Dataset entries on figures
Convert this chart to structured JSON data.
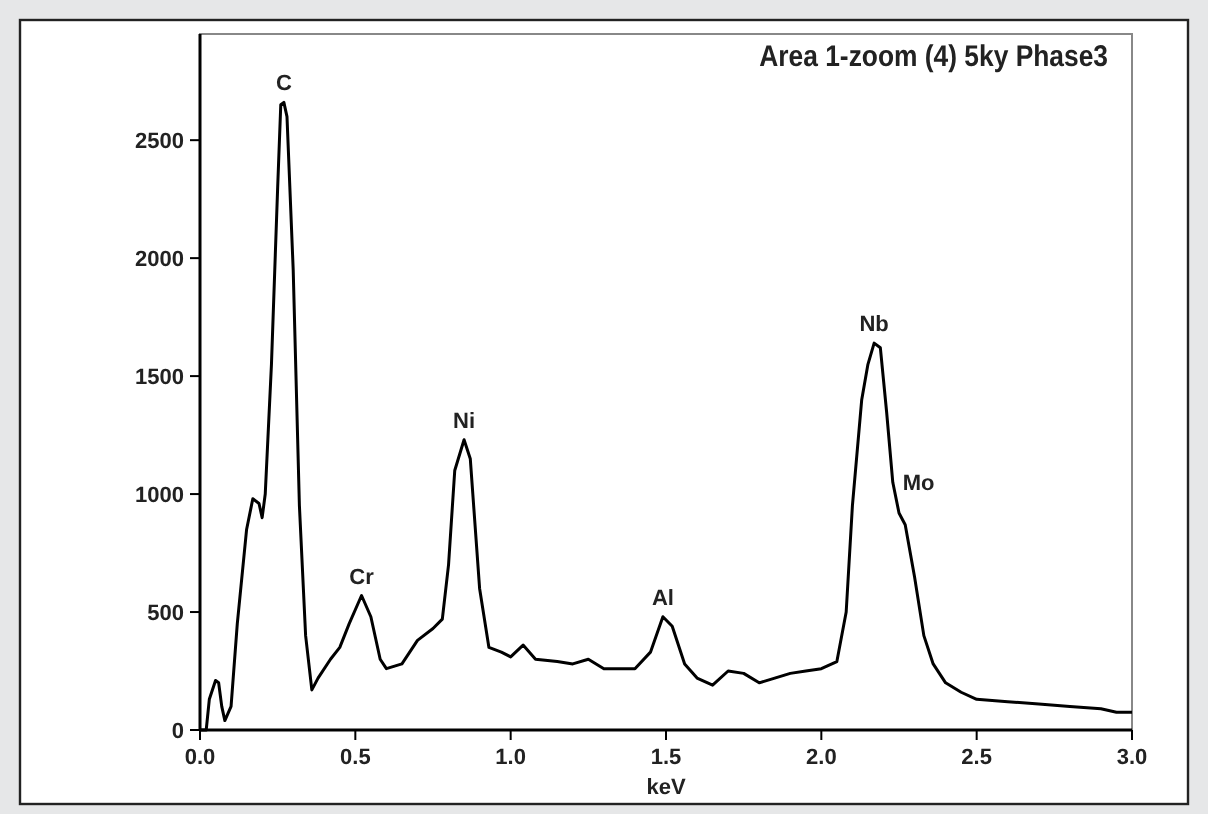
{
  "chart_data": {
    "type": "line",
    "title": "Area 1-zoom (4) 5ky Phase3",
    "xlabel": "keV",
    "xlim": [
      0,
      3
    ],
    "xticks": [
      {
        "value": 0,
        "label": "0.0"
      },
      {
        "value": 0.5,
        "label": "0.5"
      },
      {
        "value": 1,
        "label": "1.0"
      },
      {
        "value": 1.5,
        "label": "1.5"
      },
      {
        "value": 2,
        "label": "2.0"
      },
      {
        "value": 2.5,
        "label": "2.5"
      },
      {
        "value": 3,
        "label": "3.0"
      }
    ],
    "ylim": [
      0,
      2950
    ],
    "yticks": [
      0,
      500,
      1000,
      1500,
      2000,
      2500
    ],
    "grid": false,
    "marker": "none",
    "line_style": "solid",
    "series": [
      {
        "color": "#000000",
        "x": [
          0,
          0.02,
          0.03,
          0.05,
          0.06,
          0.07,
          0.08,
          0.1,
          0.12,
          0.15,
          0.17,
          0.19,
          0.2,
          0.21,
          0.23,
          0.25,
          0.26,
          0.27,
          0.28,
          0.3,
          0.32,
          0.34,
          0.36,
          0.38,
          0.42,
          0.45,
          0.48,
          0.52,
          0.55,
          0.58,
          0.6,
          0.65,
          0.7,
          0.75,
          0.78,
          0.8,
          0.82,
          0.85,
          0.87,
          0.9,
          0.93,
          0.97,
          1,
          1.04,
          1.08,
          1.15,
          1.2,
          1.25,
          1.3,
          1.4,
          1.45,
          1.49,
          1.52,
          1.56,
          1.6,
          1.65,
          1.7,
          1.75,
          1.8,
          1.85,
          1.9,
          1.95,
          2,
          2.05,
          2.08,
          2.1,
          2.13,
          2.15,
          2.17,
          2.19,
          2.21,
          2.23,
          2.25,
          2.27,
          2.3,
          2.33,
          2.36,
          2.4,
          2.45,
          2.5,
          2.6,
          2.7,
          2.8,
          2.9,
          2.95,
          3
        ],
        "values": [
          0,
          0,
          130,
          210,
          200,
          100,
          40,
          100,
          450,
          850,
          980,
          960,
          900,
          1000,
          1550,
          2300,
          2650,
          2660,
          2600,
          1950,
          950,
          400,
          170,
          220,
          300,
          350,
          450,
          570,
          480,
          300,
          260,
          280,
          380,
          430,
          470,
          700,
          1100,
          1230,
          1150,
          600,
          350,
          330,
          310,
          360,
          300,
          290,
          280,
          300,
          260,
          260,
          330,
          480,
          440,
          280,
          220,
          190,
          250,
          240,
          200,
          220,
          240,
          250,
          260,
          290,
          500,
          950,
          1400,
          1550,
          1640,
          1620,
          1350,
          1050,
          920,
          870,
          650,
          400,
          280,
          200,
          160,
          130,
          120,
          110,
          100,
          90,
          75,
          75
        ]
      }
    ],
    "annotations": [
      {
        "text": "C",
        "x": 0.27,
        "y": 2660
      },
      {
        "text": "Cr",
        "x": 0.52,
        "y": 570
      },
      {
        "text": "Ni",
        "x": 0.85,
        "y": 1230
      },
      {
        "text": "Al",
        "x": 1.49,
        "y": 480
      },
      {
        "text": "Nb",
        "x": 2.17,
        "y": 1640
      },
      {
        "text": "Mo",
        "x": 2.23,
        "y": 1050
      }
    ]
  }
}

Problem description
Exactly reproduce the entries above, minus the pictures.

The result
Convert this chart to structured JSON data.
{
  "chart_data": {
    "type": "line",
    "title": "Area 1-zoom (4) 5ky Phase3",
    "xlabel": "keV",
    "xlim": [
      0,
      3
    ],
    "xticks": [
      {
        "value": 0,
        "label": "0.0"
      },
      {
        "value": 0.5,
        "label": "0.5"
      },
      {
        "value": 1,
        "label": "1.0"
      },
      {
        "value": 1.5,
        "label": "1.5"
      },
      {
        "value": 2,
        "label": "2.0"
      },
      {
        "value": 2.5,
        "label": "2.5"
      },
      {
        "value": 3,
        "label": "3.0"
      }
    ],
    "ylim": [
      0,
      2950
    ],
    "yticks": [
      0,
      500,
      1000,
      1500,
      2000,
      2500
    ],
    "grid": false,
    "marker": "none",
    "line_style": "solid",
    "series": [
      {
        "color": "#000000",
        "x": [
          0,
          0.02,
          0.03,
          0.05,
          0.06,
          0.07,
          0.08,
          0.1,
          0.12,
          0.15,
          0.17,
          0.19,
          0.2,
          0.21,
          0.23,
          0.25,
          0.26,
          0.27,
          0.28,
          0.3,
          0.32,
          0.34,
          0.36,
          0.38,
          0.42,
          0.45,
          0.48,
          0.52,
          0.55,
          0.58,
          0.6,
          0.65,
          0.7,
          0.75,
          0.78,
          0.8,
          0.82,
          0.85,
          0.87,
          0.9,
          0.93,
          0.97,
          1,
          1.04,
          1.08,
          1.15,
          1.2,
          1.25,
          1.3,
          1.4,
          1.45,
          1.49,
          1.52,
          1.56,
          1.6,
          1.65,
          1.7,
          1.75,
          1.8,
          1.85,
          1.9,
          1.95,
          2,
          2.05,
          2.08,
          2.1,
          2.13,
          2.15,
          2.17,
          2.19,
          2.21,
          2.23,
          2.25,
          2.27,
          2.3,
          2.33,
          2.36,
          2.4,
          2.45,
          2.5,
          2.6,
          2.7,
          2.8,
          2.9,
          2.95,
          3
        ],
        "values": [
          0,
          0,
          130,
          210,
          200,
          100,
          40,
          100,
          450,
          850,
          980,
          960,
          900,
          1000,
          1550,
          2300,
          2650,
          2660,
          2600,
          1950,
          950,
          400,
          170,
          220,
          300,
          350,
          450,
          570,
          480,
          300,
          260,
          280,
          380,
          430,
          470,
          700,
          1100,
          1230,
          1150,
          600,
          350,
          330,
          310,
          360,
          300,
          290,
          280,
          300,
          260,
          260,
          330,
          480,
          440,
          280,
          220,
          190,
          250,
          240,
          200,
          220,
          240,
          250,
          260,
          290,
          500,
          950,
          1400,
          1550,
          1640,
          1620,
          1350,
          1050,
          920,
          870,
          650,
          400,
          280,
          200,
          160,
          130,
          120,
          110,
          100,
          90,
          75,
          75
        ]
      }
    ],
    "annotations": [
      {
        "text": "C",
        "x": 0.27,
        "y": 2660
      },
      {
        "text": "Cr",
        "x": 0.52,
        "y": 570
      },
      {
        "text": "Ni",
        "x": 0.85,
        "y": 1230
      },
      {
        "text": "Al",
        "x": 1.49,
        "y": 480
      },
      {
        "text": "Nb",
        "x": 2.17,
        "y": 1640
      },
      {
        "text": "Mo",
        "x": 2.23,
        "y": 1050
      }
    ]
  }
}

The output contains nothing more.